What follows is a set of records, each of which is to be written out exactly.

[start of INFORMATION GIVEN]

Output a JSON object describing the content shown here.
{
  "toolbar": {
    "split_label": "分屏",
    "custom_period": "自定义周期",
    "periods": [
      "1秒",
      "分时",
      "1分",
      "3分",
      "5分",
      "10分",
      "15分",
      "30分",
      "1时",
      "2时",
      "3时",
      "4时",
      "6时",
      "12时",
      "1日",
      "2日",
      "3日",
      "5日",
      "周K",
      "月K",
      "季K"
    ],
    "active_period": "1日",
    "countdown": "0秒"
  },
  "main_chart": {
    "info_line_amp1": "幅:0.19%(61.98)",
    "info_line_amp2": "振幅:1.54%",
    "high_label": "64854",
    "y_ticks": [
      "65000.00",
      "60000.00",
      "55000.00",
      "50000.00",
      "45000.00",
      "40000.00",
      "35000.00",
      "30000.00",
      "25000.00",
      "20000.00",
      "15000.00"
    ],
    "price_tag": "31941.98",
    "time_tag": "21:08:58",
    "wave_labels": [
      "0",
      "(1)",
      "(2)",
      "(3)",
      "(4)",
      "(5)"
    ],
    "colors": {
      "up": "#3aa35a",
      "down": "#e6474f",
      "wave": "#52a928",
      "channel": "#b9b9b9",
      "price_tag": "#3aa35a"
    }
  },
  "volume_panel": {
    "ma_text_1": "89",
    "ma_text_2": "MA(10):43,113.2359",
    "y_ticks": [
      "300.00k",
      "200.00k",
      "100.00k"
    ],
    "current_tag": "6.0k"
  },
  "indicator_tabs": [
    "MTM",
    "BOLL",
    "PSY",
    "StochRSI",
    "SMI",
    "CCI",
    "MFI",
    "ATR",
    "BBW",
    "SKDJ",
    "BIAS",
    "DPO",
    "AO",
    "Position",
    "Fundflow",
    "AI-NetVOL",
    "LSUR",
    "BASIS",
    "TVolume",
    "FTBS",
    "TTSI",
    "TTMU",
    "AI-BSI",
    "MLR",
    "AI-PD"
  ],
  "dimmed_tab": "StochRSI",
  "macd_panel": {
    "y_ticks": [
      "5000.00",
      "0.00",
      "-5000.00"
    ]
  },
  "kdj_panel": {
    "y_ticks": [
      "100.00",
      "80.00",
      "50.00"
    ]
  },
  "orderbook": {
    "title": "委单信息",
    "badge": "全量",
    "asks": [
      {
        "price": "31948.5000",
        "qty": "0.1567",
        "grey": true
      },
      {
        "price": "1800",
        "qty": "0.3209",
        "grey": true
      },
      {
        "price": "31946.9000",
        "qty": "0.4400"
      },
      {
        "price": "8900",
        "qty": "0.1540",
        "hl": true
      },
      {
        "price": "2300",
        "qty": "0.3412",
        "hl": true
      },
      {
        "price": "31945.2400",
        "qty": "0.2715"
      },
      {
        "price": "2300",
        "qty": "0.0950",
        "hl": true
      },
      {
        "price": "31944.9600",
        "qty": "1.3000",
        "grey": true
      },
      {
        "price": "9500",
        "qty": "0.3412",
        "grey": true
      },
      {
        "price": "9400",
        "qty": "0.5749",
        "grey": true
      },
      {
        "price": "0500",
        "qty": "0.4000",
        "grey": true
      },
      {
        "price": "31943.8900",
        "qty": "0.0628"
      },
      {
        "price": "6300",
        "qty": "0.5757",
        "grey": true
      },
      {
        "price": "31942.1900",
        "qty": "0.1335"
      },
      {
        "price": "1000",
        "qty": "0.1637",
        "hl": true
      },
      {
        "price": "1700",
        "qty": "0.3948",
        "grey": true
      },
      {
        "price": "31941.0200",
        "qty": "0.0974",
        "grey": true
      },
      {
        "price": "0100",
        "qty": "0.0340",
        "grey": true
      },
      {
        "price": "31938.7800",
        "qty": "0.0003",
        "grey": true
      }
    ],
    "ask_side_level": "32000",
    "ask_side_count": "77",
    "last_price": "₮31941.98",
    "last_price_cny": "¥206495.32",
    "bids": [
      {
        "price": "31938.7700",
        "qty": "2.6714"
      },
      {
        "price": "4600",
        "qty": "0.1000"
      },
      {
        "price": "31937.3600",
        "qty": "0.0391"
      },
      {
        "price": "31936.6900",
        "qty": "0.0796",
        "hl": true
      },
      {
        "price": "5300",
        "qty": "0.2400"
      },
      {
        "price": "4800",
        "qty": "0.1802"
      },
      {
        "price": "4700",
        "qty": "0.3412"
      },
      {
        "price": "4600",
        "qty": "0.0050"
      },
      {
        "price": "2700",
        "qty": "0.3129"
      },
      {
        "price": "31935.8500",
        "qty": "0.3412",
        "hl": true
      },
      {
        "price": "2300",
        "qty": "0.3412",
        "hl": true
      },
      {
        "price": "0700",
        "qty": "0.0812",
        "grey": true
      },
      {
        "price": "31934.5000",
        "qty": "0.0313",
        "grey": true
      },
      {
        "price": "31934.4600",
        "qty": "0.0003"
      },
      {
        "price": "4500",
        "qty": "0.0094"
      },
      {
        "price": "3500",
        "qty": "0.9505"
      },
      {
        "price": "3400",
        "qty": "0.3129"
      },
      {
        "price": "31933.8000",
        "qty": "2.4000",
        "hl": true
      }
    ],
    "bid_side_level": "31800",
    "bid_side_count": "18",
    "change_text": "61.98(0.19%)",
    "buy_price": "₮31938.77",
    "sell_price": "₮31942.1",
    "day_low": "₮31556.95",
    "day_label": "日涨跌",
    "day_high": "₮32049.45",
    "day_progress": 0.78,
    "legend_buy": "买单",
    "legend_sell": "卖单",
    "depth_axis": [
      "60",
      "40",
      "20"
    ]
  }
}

[end of INFORMATION GIVEN]

**RESPONSE**:
Output a JSON object describing the content shown here.
{
  "toolbar": {
    "split_label": "分屏",
    "custom_period": "自定义周期",
    "periods": [
      "1秒",
      "分时",
      "1分",
      "3分",
      "5分",
      "10分",
      "15分",
      "30分",
      "1时",
      "2时",
      "3时",
      "4时",
      "6时",
      "12时",
      "1日",
      "2日",
      "3日",
      "5日",
      "周K",
      "月K",
      "季K"
    ],
    "active_period": "1日",
    "countdown": "0秒"
  },
  "main_chart": {
    "info_line_amp1": "幅:0.19%(61.98)",
    "info_line_amp2": "振幅:1.54%",
    "high_label": "64854",
    "y_ticks": [
      "65000.00",
      "60000.00",
      "55000.00",
      "50000.00",
      "45000.00",
      "40000.00",
      "35000.00",
      "30000.00",
      "25000.00",
      "20000.00",
      "15000.00"
    ],
    "price_tag": "31941.98",
    "time_tag": "21:08:58",
    "wave_labels": [
      "0",
      "(1)",
      "(2)",
      "(3)",
      "(4)",
      "(5)"
    ],
    "colors": {
      "up": "#3aa35a",
      "down": "#e6474f",
      "wave": "#52a928",
      "channel": "#b9b9b9",
      "price_tag": "#3aa35a"
    }
  },
  "volume_panel": {
    "ma_text_1": "89",
    "ma_text_2": "MA(10):43,113.2359",
    "y_ticks": [
      "300.00k",
      "200.00k",
      "100.00k"
    ],
    "current_tag": "6.0k"
  },
  "indicator_tabs": [
    "MTM",
    "BOLL",
    "PSY",
    "StochRSI",
    "SMI",
    "CCI",
    "MFI",
    "ATR",
    "BBW",
    "SKDJ",
    "BIAS",
    "DPO",
    "AO",
    "Position",
    "Fundflow",
    "AI-NetVOL",
    "LSUR",
    "BASIS",
    "TVolume",
    "FTBS",
    "TTSI",
    "TTMU",
    "AI-BSI",
    "MLR",
    "AI-PD"
  ],
  "dimmed_tab": "StochRSI",
  "macd_panel": {
    "y_ticks": [
      "5000.00",
      "0.00",
      "-5000.00"
    ]
  },
  "kdj_panel": {
    "y_ticks": [
      "100.00",
      "80.00",
      "50.00"
    ]
  },
  "orderbook": {
    "title": "委单信息",
    "badge": "全量",
    "asks": [
      {
        "price": "31948.5000",
        "qty": "0.1567",
        "grey": true
      },
      {
        "price": "1800",
        "qty": "0.3209",
        "grey": true
      },
      {
        "price": "31946.9000",
        "qty": "0.4400"
      },
      {
        "price": "8900",
        "qty": "0.1540",
        "hl": true
      },
      {
        "price": "2300",
        "qty": "0.3412",
        "hl": true
      },
      {
        "price": "31945.2400",
        "qty": "0.2715"
      },
      {
        "price": "2300",
        "qty": "0.0950",
        "hl": true
      },
      {
        "price": "31944.9600",
        "qty": "1.3000",
        "grey": true
      },
      {
        "price": "9500",
        "qty": "0.3412",
        "grey": true
      },
      {
        "price": "9400",
        "qty": "0.5749",
        "grey": true
      },
      {
        "price": "0500",
        "qty": "0.4000",
        "grey": true
      },
      {
        "price": "31943.8900",
        "qty": "0.0628"
      },
      {
        "price": "6300",
        "qty": "0.5757",
        "grey": true
      },
      {
        "price": "31942.1900",
        "qty": "0.1335"
      },
      {
        "price": "1000",
        "qty": "0.1637",
        "hl": true
      },
      {
        "price": "1700",
        "qty": "0.3948",
        "grey": true
      },
      {
        "price": "31941.0200",
        "qty": "0.0974",
        "grey": true
      },
      {
        "price": "0100",
        "qty": "0.0340",
        "grey": true
      },
      {
        "price": "31938.7800",
        "qty": "0.0003",
        "grey": true
      }
    ],
    "ask_side_level": "32000",
    "ask_side_count": "77",
    "last_price": "₮31941.98",
    "last_price_cny": "¥206495.32",
    "bids": [
      {
        "price": "31938.7700",
        "qty": "2.6714"
      },
      {
        "price": "4600",
        "qty": "0.1000"
      },
      {
        "price": "31937.3600",
        "qty": "0.0391"
      },
      {
        "price": "31936.6900",
        "qty": "0.0796",
        "hl": true
      },
      {
        "price": "5300",
        "qty": "0.2400"
      },
      {
        "price": "4800",
        "qty": "0.1802"
      },
      {
        "price": "4700",
        "qty": "0.3412"
      },
      {
        "price": "4600",
        "qty": "0.0050"
      },
      {
        "price": "2700",
        "qty": "0.3129"
      },
      {
        "price": "31935.8500",
        "qty": "0.3412",
        "hl": true
      },
      {
        "price": "2300",
        "qty": "0.3412",
        "hl": true
      },
      {
        "price": "0700",
        "qty": "0.0812",
        "grey": true
      },
      {
        "price": "31934.5000",
        "qty": "0.0313",
        "grey": true
      },
      {
        "price": "31934.4600",
        "qty": "0.0003"
      },
      {
        "price": "4500",
        "qty": "0.0094"
      },
      {
        "price": "3500",
        "qty": "0.9505"
      },
      {
        "price": "3400",
        "qty": "0.3129"
      },
      {
        "price": "31933.8000",
        "qty": "2.4000",
        "hl": true
      }
    ],
    "bid_side_level": "31800",
    "bid_side_count": "18",
    "change_text": "61.98(0.19%)",
    "buy_price": "₮31938.77",
    "sell_price": "₮31942.1",
    "day_low": "₮31556.95",
    "day_label": "日涨跌",
    "day_high": "₮32049.45",
    "day_progress": 0.78,
    "legend_buy": "买单",
    "legend_sell": "卖单",
    "depth_axis": [
      "60",
      "40",
      "20"
    ]
  }
}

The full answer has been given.